**Exercise brief:** Can you transcribe every line exactly and leave the pictures behind?

Data extracted from a collection
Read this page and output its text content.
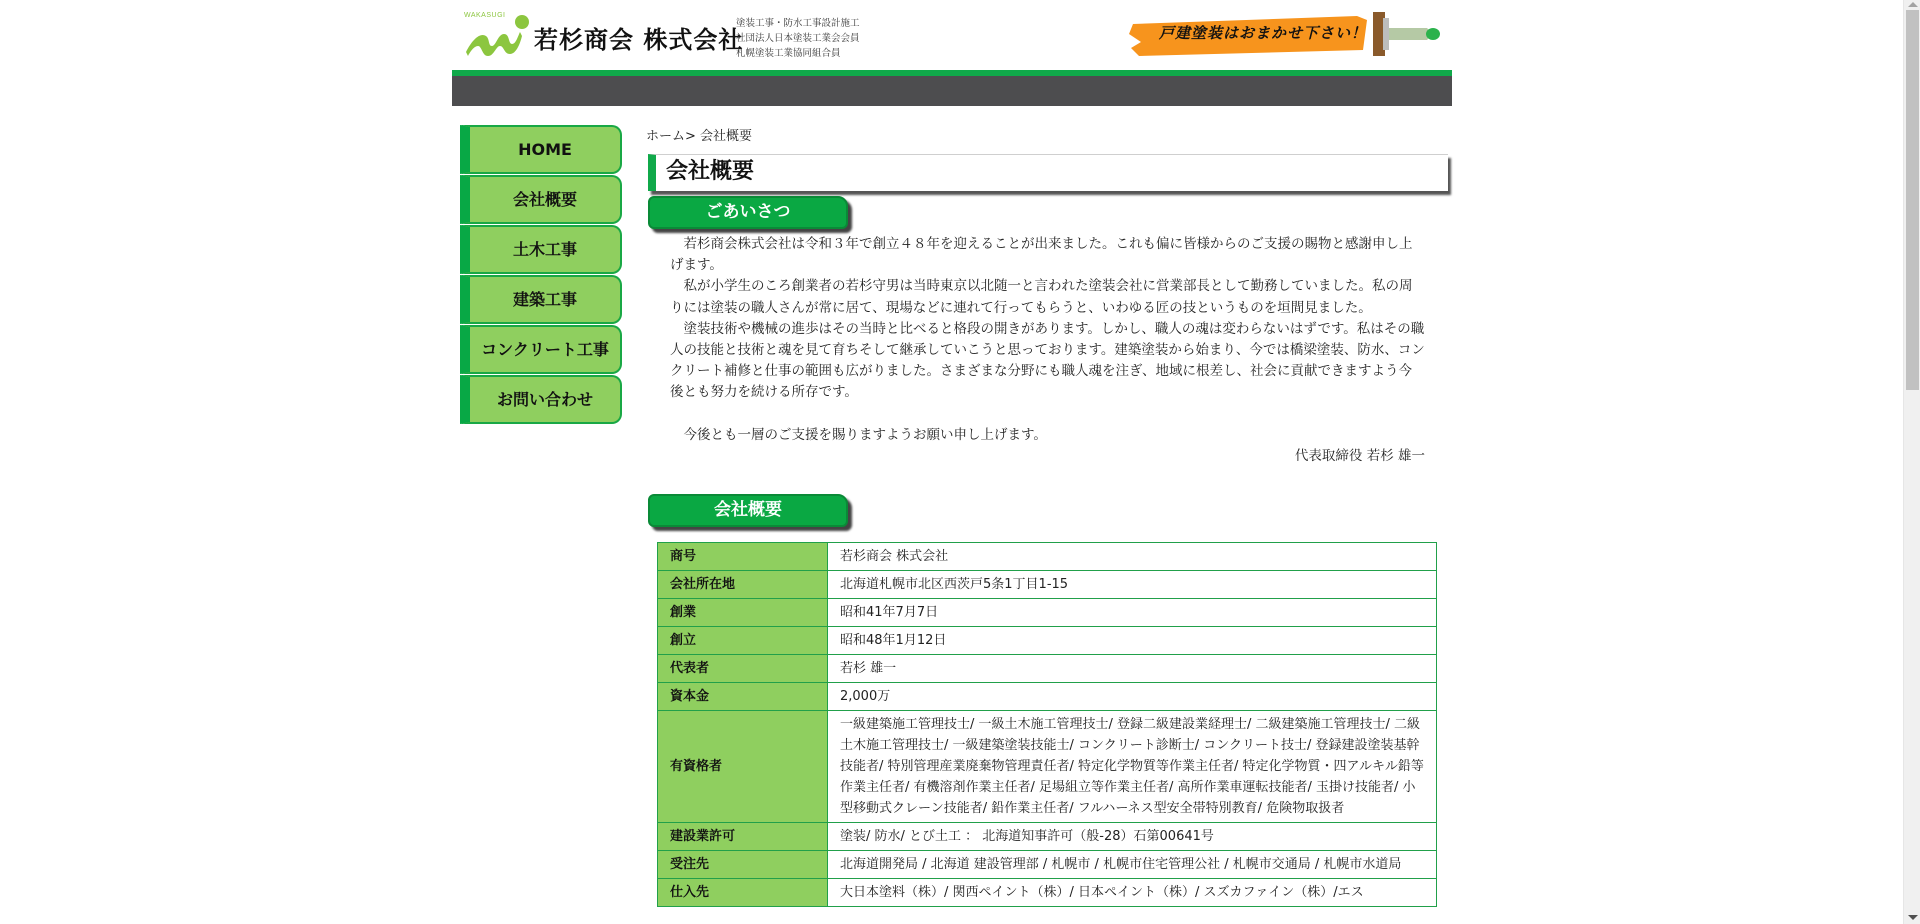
WAKASUGI
若杉商会 株式会社
塗装工事・防水工事設計施工
社団法人日本塗装工業会会員
札幌塗装工業協同組合員
戸建塗装はおまかせ下さい！
HOME
会社概要
土木工事
建築工事
コンクリート工事
お問い合わせ
ホーム> 会社概要
会社概要
ごあいさつ

若杉商会株式会社は令和３年で創立４８年を迎えることが出来ました。これも偏に皆様からのご支援の賜物と感謝申し上げます。

私が小学生のころ創業者の若杉守男は当時東京以北随一と言われた塗装会社に営業部長として勤務していました。私の周りには塗装の職人さんが常に居て、現場などに連れて行ってもらうと、いわゆる匠の技というものを垣間見ました。

塗装技術や機械の進歩はその当時と比べると格段の開きがあります。しかし、職人の魂は変わらないはずです。私はその職人の技能と技術と魂を見て育ちそして継承していこうと思っております。建築塗装から始まり、今では橋梁塗装、防水、コンクリート補修と仕事の範囲も広がりました。さまざまな分野にも職人魂を注ぎ、地域に根差し、社会に貢献できますよう今後とも努力を続ける所存です。

今後とも一層のご支援を賜りますようお願い申し上げます。

代表取締役 若杉 雄一

会社概要
商号	若杉商会 株式会社
会社所在地	北海道札幌市北区西茨戸5条1丁目1-15
創業	昭和41年7月7日
創立	昭和48年1月12日
代表者	若杉 雄一
資本金	2,000万
有資格者	一級建築施工管理技士/ 一級土木施工管理技士/ 登録二級建設業経理士/ 二級建築施工管理技士/ 二級土木施工管理技士/ 一級建築塗装技能士/ コンクリート診断士/ コンクリート技士/ 登録建設塗装基幹技能者/ 特別管理産業廃棄物管理責任者/ 特定化学物質等作業主任者/ 特定化学物質・四アルキル鉛等作業主任者/ 有機溶剤作業主任者/ 足場組立等作業主任者/ 高所作業車運転技能者/ 玉掛け技能者/ 小型移動式クレーン技能者/ 鉛作業主任者/ フルハーネス型安全帯特別教育/ 危険物取扱者
建設業許可	塗装/ 防水/ とび土工 ： 北海道知事許可（般-28）石第00641号
受注先	北海道開発局 / 北海道 建設管理部 / 札幌市 / 札幌市住宅管理公社 / 札幌市交通局 / 札幌市水道局
仕入先	大日本塗料（株）/ 関西ペイント（株）/ 日本ペイント（株）/ スズカファイン（株）/エス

**Finished exercise:**
Read this page and output its text content.
WAKASUGI
若杉商会 株式会社
塗装工事・防水工事設計施工
社団法人日本塗装工業会会員
札幌塗装工業協同組合員
戸建塗装はおまかせ下さい！
HOME
会社概要
土木工事
建築工事
コンクリート工事
お問い合わせ
ホーム> 会社概要
会社概要
ごあいさつ

若杉商会株式会社は令和３年で創立４８年を迎えることが出来ました。これも偏に皆様からのご支援の賜物と感謝申し上げます。

私が小学生のころ創業者の若杉守男は当時東京以北随一と言われた塗装会社に営業部長として勤務していました。私の周りには塗装の職人さんが常に居て、現場などに連れて行ってもらうと、いわゆる匠の技というものを垣間見ました。

塗装技術や機械の進歩はその当時と比べると格段の開きがあります。しかし、職人の魂は変わらないはずです。私はその職人の技能と技術と魂を見て育ちそして継承していこうと思っております。建築塗装から始まり、今では橋梁塗装、防水、コンクリート補修と仕事の範囲も広がりました。さまざまな分野にも職人魂を注ぎ、地域に根差し、社会に貢献できますよう今後とも努力を続ける所存です。

今後とも一層のご支援を賜りますようお願い申し上げます。

代表取締役 若杉 雄一

会社概要
商号	若杉商会 株式会社
会社所在地	北海道札幌市北区西茨戸5条1丁目1-15
創業	昭和41年7月7日
創立	昭和48年1月12日
代表者	若杉 雄一
資本金	2,000万
有資格者	一級建築施工管理技士/ 一級土木施工管理技士/ 登録二級建設業経理士/ 二級建築施工管理技士/ 二級土木施工管理技士/ 一級建築塗装技能士/ コンクリート診断士/ コンクリート技士/ 登録建設塗装基幹技能者/ 特別管理産業廃棄物管理責任者/ 特定化学物質等作業主任者/ 特定化学物質・四アルキル鉛等作業主任者/ 有機溶剤作業主任者/ 足場組立等作業主任者/ 高所作業車運転技能者/ 玉掛け技能者/ 小型移動式クレーン技能者/ 鉛作業主任者/ フルハーネス型安全帯特別教育/ 危険物取扱者
建設業許可	塗装/ 防水/ とび土工 ： 北海道知事許可（般-28）石第00641号
受注先	北海道開発局 / 北海道 建設管理部 / 札幌市 / 札幌市住宅管理公社 / 札幌市交通局 / 札幌市水道局
仕入先	大日本塗料（株）/ 関西ペイント（株）/ 日本ペイント（株）/ スズカファイン（株）/エス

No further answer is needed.